◆ Extracted material
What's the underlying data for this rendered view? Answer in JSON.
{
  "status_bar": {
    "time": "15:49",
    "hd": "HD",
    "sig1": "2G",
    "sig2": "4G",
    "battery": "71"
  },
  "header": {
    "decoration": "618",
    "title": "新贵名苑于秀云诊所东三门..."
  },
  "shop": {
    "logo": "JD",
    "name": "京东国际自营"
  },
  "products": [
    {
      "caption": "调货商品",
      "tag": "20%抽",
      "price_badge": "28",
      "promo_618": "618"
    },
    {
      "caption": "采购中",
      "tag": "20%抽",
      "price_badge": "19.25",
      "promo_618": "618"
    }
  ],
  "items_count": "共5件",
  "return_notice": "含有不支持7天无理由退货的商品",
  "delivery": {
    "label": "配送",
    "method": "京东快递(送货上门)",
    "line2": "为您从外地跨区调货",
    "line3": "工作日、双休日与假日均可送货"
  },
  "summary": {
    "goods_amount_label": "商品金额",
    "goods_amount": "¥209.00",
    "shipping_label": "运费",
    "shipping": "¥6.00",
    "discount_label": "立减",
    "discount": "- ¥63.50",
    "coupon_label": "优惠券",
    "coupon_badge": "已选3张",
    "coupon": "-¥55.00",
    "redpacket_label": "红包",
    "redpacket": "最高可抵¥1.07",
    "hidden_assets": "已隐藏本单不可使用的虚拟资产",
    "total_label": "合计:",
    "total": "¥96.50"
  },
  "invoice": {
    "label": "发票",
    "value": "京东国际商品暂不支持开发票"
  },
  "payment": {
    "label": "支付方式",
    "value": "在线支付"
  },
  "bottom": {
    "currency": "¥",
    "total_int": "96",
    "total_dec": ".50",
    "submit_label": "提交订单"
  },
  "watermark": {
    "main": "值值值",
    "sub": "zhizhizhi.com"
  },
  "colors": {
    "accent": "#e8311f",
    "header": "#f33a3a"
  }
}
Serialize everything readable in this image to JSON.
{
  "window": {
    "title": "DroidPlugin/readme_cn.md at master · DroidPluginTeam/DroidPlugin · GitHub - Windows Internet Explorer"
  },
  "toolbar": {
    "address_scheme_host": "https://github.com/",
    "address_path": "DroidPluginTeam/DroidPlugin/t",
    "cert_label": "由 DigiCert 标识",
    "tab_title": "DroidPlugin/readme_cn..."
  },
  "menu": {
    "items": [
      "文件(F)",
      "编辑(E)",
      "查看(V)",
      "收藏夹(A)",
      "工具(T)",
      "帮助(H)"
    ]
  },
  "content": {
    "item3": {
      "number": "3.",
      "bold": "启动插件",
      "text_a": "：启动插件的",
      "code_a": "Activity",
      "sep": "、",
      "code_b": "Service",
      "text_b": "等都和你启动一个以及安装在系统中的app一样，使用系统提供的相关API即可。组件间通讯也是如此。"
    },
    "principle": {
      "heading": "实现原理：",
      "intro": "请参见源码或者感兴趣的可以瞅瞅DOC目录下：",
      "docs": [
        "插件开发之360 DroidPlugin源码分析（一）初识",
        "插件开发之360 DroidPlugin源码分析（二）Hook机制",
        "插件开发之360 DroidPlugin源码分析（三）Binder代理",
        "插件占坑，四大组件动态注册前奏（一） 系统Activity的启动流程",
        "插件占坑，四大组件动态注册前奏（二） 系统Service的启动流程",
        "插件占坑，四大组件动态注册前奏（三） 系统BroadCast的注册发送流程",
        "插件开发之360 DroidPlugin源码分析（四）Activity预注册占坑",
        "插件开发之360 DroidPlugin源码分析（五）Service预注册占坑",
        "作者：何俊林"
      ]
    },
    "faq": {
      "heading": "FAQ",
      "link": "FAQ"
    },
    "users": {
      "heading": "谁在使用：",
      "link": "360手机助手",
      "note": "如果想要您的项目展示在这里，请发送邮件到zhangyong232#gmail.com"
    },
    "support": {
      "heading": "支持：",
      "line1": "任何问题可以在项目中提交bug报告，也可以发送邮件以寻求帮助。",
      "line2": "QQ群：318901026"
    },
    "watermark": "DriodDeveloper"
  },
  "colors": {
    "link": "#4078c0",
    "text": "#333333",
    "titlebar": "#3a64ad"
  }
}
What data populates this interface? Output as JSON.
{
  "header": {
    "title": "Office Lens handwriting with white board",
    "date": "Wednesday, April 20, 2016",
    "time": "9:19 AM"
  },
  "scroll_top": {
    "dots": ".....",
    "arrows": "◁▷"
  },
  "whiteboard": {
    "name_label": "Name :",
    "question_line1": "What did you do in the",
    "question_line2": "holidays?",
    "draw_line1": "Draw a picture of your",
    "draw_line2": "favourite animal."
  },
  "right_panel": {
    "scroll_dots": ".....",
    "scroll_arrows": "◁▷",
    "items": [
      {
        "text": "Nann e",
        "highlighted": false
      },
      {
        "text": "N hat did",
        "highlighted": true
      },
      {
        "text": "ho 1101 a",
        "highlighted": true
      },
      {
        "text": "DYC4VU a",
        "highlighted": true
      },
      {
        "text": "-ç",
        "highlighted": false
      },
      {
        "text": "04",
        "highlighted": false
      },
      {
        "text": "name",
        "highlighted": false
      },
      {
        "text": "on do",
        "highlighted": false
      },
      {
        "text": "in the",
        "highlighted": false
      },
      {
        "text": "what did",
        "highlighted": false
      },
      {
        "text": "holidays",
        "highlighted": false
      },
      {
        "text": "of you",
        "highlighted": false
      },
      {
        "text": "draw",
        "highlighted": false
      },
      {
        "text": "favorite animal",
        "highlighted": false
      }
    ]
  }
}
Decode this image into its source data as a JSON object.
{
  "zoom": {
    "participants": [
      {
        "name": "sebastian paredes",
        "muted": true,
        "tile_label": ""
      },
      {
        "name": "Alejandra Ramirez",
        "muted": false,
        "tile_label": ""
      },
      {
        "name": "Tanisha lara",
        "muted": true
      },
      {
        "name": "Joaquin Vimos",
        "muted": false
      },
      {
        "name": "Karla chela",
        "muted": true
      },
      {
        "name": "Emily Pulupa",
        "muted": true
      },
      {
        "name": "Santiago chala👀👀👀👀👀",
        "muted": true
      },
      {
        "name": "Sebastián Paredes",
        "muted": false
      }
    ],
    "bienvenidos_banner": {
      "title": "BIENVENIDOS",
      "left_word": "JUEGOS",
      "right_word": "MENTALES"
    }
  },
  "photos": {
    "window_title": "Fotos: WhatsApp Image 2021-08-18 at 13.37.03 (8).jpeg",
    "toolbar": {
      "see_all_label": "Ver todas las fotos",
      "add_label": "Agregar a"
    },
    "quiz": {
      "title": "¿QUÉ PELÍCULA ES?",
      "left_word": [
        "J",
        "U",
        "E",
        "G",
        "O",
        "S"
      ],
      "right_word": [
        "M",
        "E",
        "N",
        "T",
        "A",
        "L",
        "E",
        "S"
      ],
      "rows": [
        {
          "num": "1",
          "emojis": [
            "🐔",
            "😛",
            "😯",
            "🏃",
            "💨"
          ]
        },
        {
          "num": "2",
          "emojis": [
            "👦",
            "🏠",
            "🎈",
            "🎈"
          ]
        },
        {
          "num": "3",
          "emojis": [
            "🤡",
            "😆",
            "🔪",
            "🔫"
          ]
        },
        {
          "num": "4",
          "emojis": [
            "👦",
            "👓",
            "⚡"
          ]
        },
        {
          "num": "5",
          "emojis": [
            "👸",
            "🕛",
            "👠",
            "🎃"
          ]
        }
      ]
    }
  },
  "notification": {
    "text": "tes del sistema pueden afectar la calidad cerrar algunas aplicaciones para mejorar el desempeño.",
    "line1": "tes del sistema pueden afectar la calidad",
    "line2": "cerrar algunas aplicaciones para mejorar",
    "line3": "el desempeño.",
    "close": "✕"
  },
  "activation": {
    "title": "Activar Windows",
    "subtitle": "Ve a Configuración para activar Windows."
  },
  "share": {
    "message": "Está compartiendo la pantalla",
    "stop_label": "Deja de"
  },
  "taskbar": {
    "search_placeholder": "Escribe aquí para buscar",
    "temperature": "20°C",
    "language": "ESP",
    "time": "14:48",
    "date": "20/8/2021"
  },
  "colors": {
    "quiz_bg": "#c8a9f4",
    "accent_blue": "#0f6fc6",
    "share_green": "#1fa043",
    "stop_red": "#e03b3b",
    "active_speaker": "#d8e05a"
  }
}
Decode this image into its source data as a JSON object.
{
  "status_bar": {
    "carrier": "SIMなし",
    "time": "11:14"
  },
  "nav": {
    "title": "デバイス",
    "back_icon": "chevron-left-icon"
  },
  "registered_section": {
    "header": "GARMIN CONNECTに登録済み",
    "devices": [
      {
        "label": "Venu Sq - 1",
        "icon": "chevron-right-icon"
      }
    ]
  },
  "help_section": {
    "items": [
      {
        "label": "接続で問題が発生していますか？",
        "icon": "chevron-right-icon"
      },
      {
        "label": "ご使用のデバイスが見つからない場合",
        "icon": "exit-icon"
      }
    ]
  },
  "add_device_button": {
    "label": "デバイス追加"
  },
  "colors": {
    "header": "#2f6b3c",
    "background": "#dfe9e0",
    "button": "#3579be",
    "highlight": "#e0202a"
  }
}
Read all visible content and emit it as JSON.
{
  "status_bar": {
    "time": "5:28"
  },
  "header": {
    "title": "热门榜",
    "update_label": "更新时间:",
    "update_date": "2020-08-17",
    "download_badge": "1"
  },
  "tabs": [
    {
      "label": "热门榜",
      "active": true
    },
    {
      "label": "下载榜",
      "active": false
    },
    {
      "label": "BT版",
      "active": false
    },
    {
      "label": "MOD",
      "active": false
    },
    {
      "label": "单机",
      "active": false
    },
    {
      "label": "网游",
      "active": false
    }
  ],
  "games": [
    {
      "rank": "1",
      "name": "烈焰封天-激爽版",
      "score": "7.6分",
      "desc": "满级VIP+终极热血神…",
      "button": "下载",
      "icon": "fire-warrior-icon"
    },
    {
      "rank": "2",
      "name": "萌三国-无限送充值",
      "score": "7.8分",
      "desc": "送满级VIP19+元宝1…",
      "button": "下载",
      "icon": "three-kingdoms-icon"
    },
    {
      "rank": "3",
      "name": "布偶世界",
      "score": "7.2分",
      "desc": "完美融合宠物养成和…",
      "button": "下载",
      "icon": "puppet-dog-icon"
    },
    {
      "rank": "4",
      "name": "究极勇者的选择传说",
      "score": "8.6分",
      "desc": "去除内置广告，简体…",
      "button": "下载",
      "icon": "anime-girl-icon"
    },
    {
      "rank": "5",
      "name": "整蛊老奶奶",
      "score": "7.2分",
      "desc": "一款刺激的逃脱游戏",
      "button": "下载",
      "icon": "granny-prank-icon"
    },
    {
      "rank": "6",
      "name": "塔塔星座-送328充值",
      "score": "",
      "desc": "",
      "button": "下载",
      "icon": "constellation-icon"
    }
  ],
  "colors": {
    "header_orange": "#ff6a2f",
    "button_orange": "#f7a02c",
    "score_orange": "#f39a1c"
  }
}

◆ Stated exercise
Each line with the string "this" in it needs to be found and copied.

◆ Finished exercise
What's the underlying data for this rendered view? Answer in JSON.
Serialize everything readable in this image to JSON.
What data populates this interface? Output as JSON.
Decode this image into its source data as a JSON object.
Decode this image into its source data as a JSON object.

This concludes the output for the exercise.